--- DATA SHOWN ---

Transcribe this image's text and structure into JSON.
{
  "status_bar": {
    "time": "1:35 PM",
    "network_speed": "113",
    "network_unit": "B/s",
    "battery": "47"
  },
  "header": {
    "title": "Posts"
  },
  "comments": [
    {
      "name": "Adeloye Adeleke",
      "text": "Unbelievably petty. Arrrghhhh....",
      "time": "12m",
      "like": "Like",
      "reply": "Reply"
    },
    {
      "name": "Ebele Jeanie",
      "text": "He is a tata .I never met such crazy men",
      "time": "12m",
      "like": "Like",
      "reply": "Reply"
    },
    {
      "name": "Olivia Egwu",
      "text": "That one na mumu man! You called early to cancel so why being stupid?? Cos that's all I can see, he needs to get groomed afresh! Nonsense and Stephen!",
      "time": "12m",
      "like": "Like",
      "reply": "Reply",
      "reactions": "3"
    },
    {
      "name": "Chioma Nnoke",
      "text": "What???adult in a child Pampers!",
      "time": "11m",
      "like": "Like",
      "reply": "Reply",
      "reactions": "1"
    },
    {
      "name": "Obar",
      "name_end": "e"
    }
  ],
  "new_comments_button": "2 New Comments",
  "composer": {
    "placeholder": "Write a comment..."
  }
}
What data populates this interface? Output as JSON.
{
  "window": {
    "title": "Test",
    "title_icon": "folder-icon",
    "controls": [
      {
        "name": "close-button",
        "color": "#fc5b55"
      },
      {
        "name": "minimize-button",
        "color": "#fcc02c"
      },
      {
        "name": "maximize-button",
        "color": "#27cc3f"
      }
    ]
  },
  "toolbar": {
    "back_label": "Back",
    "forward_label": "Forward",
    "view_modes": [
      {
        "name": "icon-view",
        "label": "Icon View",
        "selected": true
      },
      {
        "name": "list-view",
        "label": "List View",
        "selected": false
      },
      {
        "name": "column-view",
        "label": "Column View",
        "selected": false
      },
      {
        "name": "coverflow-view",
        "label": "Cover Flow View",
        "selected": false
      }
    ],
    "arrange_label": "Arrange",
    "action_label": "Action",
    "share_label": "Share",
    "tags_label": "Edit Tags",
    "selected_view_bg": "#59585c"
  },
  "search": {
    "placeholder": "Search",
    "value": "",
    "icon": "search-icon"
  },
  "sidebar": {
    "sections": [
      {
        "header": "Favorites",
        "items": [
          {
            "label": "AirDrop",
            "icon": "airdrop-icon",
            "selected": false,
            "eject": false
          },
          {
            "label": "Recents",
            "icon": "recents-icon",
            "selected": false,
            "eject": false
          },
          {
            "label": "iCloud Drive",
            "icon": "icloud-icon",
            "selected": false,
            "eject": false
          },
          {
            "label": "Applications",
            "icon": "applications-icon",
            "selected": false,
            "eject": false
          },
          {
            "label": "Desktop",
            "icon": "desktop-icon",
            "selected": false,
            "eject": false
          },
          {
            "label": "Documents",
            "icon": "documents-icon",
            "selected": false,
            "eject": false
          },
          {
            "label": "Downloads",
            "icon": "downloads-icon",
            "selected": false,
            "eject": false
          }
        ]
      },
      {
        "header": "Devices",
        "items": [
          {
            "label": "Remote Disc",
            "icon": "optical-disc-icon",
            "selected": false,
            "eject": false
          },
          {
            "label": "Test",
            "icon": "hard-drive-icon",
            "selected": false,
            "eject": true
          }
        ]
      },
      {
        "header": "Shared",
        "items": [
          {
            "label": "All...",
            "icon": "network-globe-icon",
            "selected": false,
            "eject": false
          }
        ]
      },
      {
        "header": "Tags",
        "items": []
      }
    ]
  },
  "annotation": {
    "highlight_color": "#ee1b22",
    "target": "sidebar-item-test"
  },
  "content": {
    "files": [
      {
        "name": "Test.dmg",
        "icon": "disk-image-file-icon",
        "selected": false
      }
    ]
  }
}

---

## EXERCISE DETAILS
From the listing above, collect every line that mentions the word "What".

## THE REPLY
      "text": "What???adult in a child Pampers!",
What data populates this interface? Output as JSON.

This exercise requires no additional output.